**YOUR OBJECTIVE**
Across the data below, how many lines hold "system"? Answer with that number and nothing else.

**ENTRIES SHOWN**
****************************************

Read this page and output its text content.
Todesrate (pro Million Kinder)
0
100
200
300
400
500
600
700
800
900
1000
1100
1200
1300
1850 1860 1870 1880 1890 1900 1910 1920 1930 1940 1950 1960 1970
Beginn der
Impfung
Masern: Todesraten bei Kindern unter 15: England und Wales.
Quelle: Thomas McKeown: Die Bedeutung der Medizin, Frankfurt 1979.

****************************************

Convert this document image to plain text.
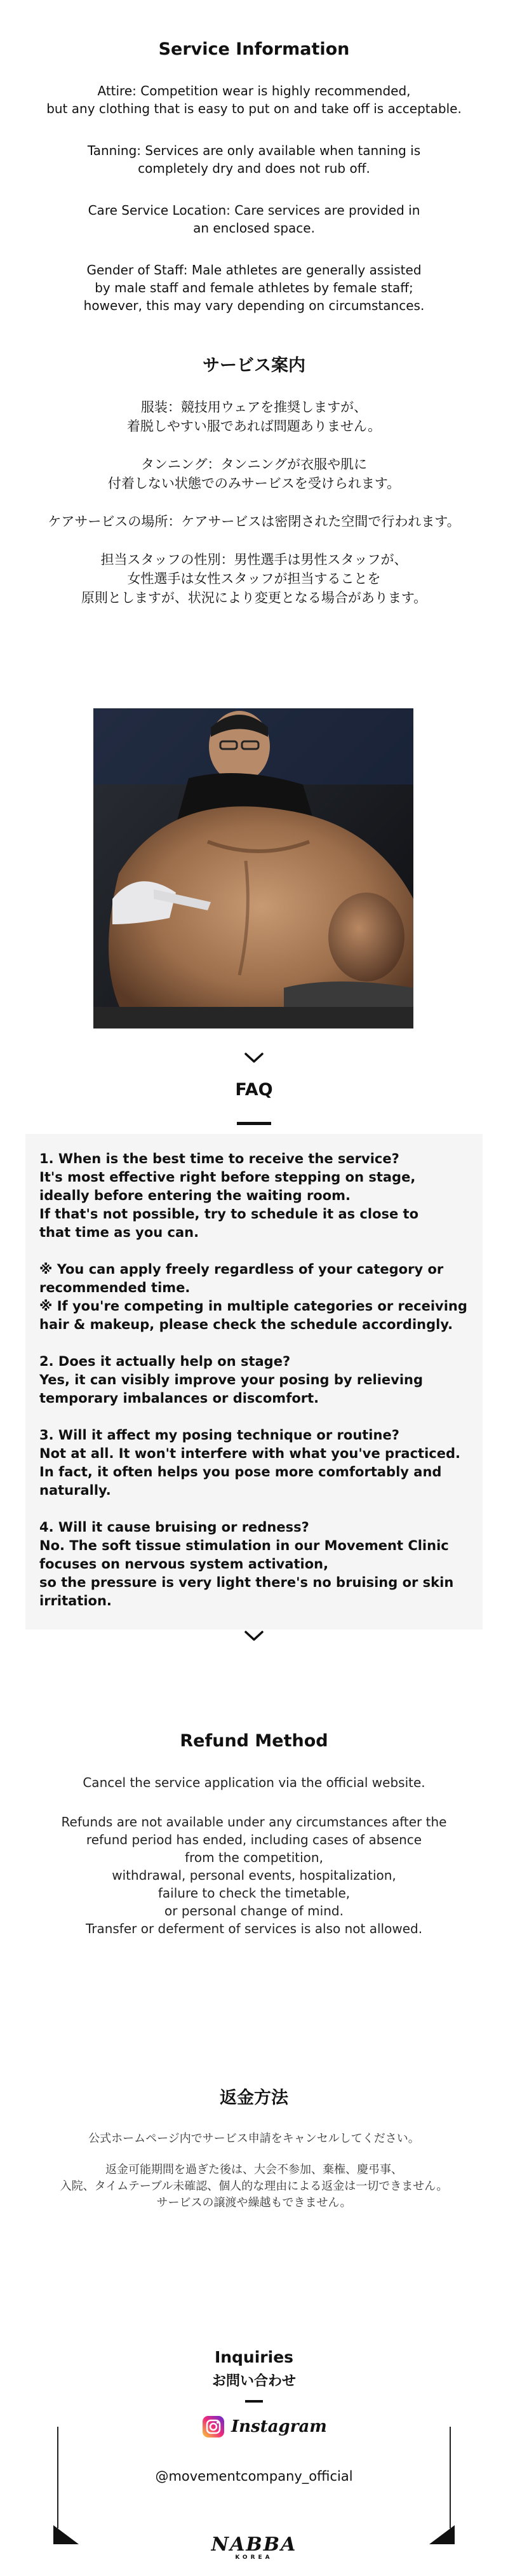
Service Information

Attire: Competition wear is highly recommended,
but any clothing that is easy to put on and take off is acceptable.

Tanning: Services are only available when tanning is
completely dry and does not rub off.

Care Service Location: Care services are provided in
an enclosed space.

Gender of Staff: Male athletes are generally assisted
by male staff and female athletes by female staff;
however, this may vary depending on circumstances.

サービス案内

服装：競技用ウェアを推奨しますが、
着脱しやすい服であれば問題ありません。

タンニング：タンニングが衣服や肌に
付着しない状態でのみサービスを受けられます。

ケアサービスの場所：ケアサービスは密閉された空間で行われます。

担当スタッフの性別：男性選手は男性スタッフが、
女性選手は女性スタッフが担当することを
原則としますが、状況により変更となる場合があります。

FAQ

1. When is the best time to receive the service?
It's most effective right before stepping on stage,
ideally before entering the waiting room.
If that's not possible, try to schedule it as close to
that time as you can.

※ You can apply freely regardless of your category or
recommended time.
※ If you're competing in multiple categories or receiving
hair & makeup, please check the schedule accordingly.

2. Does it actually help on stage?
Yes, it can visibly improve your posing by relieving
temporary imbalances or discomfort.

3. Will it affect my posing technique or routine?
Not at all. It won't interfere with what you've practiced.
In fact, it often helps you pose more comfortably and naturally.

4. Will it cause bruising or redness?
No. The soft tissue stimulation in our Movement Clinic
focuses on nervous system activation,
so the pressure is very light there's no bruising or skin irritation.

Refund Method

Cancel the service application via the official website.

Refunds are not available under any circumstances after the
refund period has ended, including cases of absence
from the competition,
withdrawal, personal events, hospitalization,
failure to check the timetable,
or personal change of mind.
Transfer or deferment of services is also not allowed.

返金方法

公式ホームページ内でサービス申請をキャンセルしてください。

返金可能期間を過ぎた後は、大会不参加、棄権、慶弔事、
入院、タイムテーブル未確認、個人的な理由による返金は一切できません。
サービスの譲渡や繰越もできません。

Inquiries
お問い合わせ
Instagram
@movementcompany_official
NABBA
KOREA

****************************************

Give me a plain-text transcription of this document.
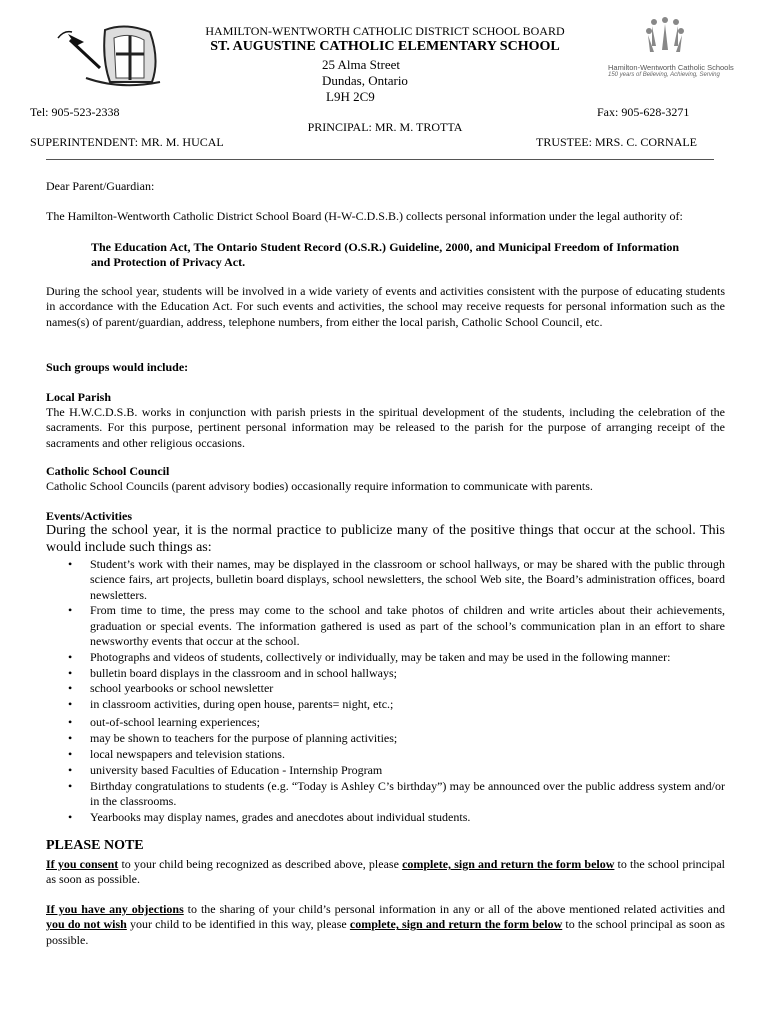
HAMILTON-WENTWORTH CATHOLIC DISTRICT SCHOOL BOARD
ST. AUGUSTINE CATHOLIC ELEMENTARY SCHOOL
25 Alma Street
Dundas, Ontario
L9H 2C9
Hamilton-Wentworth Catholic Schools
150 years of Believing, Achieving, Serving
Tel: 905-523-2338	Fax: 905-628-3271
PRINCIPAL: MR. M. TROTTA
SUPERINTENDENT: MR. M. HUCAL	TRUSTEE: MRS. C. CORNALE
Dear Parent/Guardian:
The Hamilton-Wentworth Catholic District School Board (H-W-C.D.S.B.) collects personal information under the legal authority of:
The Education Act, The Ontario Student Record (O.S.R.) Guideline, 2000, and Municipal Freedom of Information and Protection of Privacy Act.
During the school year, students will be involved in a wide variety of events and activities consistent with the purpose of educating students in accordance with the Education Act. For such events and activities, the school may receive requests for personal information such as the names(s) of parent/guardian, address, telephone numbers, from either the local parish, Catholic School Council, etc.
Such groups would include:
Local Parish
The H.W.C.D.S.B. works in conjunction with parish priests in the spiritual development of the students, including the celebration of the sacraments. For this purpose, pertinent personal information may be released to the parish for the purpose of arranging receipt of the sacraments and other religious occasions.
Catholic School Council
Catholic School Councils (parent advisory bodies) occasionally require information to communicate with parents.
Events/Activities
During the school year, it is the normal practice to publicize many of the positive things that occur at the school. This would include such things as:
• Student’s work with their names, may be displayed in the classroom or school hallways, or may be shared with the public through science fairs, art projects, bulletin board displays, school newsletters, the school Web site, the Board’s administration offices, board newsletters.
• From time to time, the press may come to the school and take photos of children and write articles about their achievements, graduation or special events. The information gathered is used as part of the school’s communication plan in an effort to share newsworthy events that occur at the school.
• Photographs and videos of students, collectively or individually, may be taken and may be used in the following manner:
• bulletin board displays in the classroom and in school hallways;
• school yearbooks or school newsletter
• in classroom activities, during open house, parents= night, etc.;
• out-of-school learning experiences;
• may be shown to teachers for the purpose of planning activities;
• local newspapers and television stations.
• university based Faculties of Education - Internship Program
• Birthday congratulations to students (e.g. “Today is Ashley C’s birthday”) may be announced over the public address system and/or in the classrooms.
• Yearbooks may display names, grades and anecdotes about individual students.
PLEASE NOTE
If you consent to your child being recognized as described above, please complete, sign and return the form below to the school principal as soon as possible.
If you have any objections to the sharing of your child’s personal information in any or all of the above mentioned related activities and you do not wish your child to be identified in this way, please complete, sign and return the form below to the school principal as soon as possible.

****************************************

**THE SOLUTION**
2